Entries from a dataset:
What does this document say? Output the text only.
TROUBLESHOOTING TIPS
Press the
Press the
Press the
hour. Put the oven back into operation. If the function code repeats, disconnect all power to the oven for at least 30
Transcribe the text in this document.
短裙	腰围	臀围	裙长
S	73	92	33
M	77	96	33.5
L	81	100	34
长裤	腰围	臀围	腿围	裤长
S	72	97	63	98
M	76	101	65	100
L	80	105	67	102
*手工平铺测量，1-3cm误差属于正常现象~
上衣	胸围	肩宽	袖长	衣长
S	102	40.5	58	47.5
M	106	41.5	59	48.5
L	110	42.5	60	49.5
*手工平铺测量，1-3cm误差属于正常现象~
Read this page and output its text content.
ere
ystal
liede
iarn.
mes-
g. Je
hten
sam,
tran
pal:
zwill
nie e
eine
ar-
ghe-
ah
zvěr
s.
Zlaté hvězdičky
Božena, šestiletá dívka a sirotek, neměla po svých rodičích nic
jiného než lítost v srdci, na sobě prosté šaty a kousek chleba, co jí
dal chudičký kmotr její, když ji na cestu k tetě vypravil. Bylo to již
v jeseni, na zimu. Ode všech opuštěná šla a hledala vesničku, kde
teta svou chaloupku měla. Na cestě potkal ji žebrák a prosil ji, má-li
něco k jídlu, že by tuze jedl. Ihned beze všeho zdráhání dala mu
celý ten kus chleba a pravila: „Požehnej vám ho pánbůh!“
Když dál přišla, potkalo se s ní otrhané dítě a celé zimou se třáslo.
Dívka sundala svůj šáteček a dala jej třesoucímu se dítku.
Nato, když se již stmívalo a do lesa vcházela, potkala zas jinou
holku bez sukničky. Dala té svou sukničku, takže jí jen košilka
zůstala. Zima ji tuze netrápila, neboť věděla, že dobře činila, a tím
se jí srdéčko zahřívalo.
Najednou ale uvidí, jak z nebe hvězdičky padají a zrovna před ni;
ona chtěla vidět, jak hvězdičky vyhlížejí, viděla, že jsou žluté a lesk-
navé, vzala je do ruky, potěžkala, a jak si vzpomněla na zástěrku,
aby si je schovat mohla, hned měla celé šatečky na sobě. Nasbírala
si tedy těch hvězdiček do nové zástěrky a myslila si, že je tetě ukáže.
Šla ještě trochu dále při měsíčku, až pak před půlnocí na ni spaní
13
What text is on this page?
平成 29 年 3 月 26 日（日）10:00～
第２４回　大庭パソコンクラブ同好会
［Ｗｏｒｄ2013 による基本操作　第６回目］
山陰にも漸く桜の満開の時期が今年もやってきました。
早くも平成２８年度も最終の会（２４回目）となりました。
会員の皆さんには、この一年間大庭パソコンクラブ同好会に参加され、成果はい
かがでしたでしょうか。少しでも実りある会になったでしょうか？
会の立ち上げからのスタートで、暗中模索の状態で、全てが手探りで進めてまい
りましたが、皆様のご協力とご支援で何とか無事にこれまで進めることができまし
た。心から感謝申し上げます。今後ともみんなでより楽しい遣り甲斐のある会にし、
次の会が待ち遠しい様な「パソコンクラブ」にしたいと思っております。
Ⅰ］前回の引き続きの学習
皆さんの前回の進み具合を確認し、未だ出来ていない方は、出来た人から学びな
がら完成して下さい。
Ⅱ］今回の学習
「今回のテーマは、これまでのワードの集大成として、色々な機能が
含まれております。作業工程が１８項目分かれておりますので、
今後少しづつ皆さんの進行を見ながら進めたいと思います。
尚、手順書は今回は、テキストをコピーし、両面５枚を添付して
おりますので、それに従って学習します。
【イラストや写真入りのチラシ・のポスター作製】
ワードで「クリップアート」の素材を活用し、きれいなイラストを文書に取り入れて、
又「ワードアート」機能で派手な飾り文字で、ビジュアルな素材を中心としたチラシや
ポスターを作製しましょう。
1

Your task:
Give the data again, exactly as it stands.

Result:
What does this document say? Output the text only.
TROUBLESHOOTING TIPS
Press the
Press the
Press the
hour. Put the oven back into operation. If the function code repeats, disconnect all power to the oven for at least 30
Transcribe the text in this document.
短裙	腰围	臀围	裙长
S	73	92	33
M	77	96	33.5
L	81	100	34
长裤	腰围	臀围	腿围	裤长
S	72	97	63	98
M	76	101	65	100
L	80	105	67	102
*手工平铺测量，1-3cm误差属于正常现象~
上衣	胸围	肩宽	袖长	衣长
S	102	40.5	58	47.5
M	106	41.5	59	48.5
L	110	42.5	60	49.5
*手工平铺测量，1-3cm误差属于正常现象~
Read this page and output its text content.
ere
ystal
liede
iarn.
mes-
g. Je
hten
sam,
tran
pal:
zwill
nie e
eine
ar-
ghe-
ah
zvěr
s.
Zlaté hvězdičky
Božena, šestiletá dívka a sirotek, neměla po svých rodičích nic
jiného než lítost v srdci, na sobě prosté šaty a kousek chleba, co jí
dal chudičký kmotr její, když ji na cestu k tetě vypravil. Bylo to již
v jeseni, na zimu. Ode všech opuštěná šla a hledala vesničku, kde
teta svou chaloupku měla. Na cestě potkal ji žebrák a prosil ji, má-li
něco k jídlu, že by tuze jedl. Ihned beze všeho zdráhání dala mu
celý ten kus chleba a pravila: „Požehnej vám ho pánbůh!“
Když dál přišla, potkalo se s ní otrhané dítě a celé zimou se třáslo.
Dívka sundala svůj šáteček a dala jej třesoucímu se dítku.
Nato, když se již stmívalo a do lesa vcházela, potkala zas jinou
holku bez sukničky. Dala té svou sukničku, takže jí jen košilka
zůstala. Zima ji tuze netrápila, neboť věděla, že dobře činila, a tím
se jí srdéčko zahřívalo.
Najednou ale uvidí, jak z nebe hvězdičky padají a zrovna před ni;
ona chtěla vidět, jak hvězdičky vyhlížejí, viděla, že jsou žluté a lesk-
navé, vzala je do ruky, potěžkala, a jak si vzpomněla na zástěrku,
aby si je schovat mohla, hned měla celé šatečky na sobě. Nasbírala
si tedy těch hvězdiček do nové zástěrky a myslila si, že je tetě ukáže.
Šla ještě trochu dále při měsíčku, až pak před půlnocí na ni spaní
13
What text is on this page?
平成 29 年 3 月 26 日（日）10:00～
第２４回　大庭パソコンクラブ同好会
［Ｗｏｒｄ2013 による基本操作　第６回目］
山陰にも漸く桜の満開の時期が今年もやってきました。
早くも平成２８年度も最終の会（２４回目）となりました。
会員の皆さんには、この一年間大庭パソコンクラブ同好会に参加され、成果はい
かがでしたでしょうか。少しでも実りある会になったでしょうか？
会の立ち上げからのスタートで、暗中模索の状態で、全てが手探りで進めてまい
りましたが、皆様のご協力とご支援で何とか無事にこれまで進めることができまし
た。心から感謝申し上げます。今後ともみんなでより楽しい遣り甲斐のある会にし、
次の会が待ち遠しい様な「パソコンクラブ」にしたいと思っております。
Ⅰ］前回の引き続きの学習
皆さんの前回の進み具合を確認し、未だ出来ていない方は、出来た人から学びな
がら完成して下さい。
Ⅱ］今回の学習
「今回のテーマは、これまでのワードの集大成として、色々な機能が
含まれております。作業工程が１８項目分かれておりますので、
今後少しづつ皆さんの進行を見ながら進めたいと思います。
尚、手順書は今回は、テキストをコピーし、両面５枚を添付して
おりますので、それに従って学習します。
【イラストや写真入りのチラシ・のポスター作製】
ワードで「クリップアート」の素材を活用し、きれいなイラストを文書に取り入れて、
又「ワードアート」機能で派手な飾り文字で、ビジュアルな素材を中心としたチラシや
ポスターを作製しましょう。
1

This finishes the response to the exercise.